» **Challenge**
Read the listing and extract each line that includes the word "Katowicka".

» **Listed records**
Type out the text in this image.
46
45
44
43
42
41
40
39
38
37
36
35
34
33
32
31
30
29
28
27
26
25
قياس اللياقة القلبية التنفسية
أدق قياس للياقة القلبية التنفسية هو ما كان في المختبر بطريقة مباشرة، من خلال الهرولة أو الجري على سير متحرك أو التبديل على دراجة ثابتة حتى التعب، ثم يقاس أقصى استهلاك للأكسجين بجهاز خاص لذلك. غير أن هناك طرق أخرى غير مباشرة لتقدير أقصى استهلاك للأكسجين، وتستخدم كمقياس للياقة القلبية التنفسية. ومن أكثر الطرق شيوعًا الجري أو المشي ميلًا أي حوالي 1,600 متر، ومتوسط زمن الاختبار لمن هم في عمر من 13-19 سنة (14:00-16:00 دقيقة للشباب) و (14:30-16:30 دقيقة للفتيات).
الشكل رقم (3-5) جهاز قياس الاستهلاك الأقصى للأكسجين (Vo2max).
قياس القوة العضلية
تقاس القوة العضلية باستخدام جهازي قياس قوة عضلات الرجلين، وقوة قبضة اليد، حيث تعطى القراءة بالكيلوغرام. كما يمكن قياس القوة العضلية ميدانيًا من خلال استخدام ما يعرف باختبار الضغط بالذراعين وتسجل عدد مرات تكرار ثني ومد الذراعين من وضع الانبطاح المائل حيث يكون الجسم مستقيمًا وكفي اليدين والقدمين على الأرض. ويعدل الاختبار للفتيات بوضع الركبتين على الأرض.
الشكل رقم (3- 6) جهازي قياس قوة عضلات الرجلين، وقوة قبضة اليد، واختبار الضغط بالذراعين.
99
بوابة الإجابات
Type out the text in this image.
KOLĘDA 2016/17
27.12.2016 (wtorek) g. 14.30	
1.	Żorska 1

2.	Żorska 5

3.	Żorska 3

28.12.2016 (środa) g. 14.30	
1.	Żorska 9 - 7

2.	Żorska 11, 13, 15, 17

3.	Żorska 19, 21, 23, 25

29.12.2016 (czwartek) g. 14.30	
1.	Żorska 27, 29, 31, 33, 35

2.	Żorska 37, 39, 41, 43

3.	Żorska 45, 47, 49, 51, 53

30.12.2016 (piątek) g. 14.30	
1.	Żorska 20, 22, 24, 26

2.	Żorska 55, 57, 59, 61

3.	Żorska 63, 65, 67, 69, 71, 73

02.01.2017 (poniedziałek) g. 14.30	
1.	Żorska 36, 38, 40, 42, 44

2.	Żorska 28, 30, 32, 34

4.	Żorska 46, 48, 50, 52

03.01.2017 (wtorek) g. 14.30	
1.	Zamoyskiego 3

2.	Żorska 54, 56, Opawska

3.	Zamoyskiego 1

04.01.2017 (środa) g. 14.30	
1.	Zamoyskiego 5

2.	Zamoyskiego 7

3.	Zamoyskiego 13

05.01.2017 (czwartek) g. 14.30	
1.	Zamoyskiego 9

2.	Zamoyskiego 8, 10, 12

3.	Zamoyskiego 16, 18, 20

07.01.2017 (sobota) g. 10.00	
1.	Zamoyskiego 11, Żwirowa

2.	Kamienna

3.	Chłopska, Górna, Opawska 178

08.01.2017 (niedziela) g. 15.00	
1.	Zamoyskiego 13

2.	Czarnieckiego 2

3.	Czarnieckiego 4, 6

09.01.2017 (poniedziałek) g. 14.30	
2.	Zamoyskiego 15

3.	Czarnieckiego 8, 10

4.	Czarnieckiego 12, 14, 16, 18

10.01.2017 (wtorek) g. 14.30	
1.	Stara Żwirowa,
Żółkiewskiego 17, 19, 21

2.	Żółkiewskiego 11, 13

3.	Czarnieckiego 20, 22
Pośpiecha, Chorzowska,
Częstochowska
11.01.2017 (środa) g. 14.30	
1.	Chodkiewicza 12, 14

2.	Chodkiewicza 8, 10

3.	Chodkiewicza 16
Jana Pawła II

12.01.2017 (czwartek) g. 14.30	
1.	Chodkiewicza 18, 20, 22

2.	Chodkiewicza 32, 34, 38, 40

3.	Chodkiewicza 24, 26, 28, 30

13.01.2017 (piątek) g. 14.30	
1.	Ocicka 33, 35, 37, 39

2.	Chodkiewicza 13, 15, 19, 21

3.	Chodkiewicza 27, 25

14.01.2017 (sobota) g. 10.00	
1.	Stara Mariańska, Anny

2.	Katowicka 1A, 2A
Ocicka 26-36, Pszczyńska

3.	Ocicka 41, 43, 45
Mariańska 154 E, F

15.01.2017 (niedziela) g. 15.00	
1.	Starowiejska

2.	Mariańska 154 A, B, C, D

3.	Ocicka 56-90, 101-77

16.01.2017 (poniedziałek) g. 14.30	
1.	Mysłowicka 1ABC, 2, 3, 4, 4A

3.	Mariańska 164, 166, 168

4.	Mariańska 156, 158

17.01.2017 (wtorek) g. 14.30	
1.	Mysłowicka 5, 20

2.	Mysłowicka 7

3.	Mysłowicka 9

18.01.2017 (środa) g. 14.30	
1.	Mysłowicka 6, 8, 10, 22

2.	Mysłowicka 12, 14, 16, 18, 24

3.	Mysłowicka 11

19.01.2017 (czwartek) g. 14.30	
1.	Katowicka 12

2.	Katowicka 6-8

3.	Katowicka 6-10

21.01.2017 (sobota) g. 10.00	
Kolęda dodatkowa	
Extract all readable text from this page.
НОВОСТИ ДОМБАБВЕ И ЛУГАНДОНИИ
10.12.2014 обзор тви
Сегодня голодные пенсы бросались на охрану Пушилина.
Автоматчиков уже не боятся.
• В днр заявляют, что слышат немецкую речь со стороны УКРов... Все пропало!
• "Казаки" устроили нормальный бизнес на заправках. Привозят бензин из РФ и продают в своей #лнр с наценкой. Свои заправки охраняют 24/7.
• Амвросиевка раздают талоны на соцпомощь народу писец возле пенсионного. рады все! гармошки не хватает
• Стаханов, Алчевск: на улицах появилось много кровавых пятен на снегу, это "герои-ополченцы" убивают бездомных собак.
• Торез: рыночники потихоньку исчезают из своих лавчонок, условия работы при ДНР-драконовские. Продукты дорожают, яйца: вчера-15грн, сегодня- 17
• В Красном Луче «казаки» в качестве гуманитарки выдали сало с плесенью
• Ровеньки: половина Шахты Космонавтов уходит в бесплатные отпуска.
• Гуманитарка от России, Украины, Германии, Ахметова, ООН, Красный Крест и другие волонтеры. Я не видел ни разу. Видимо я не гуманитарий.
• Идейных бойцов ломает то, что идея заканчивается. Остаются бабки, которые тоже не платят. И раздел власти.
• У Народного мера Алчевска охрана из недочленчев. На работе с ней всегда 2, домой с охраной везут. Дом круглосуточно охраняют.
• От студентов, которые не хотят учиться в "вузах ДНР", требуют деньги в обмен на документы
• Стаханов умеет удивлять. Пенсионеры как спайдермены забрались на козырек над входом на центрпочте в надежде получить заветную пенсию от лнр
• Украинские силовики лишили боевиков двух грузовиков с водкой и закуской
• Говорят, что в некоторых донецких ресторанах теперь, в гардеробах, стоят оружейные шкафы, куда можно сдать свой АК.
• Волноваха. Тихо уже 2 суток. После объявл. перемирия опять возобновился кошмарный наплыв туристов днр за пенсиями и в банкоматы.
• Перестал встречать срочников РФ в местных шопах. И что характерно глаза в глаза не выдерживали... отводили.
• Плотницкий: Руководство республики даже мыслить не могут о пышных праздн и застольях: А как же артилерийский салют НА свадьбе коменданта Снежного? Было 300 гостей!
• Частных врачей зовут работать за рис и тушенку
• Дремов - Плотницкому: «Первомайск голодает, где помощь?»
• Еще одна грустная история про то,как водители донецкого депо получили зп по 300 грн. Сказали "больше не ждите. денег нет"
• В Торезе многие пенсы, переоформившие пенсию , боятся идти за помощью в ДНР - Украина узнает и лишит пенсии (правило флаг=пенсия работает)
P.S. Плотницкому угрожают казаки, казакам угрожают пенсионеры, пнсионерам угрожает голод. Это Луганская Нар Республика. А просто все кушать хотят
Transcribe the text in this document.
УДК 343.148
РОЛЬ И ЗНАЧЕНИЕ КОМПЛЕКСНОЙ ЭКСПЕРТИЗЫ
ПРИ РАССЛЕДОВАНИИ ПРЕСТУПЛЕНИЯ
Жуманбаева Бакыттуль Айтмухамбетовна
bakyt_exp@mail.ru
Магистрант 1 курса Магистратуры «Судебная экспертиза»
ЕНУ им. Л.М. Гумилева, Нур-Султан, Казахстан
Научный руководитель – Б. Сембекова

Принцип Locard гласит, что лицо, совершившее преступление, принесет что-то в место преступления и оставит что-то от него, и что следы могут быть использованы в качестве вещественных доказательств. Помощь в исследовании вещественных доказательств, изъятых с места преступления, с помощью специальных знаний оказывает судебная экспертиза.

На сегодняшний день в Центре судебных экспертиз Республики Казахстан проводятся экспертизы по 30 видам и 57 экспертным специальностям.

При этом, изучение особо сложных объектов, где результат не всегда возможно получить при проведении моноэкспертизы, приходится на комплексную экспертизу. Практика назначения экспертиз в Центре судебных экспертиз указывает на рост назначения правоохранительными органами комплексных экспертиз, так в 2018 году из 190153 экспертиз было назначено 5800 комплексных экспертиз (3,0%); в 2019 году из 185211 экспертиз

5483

» **In response**
2.	Katowicka 1A, 2A
1.	Katowicka 12
2.	Katowicka 6-8
3.	Katowicka 6-10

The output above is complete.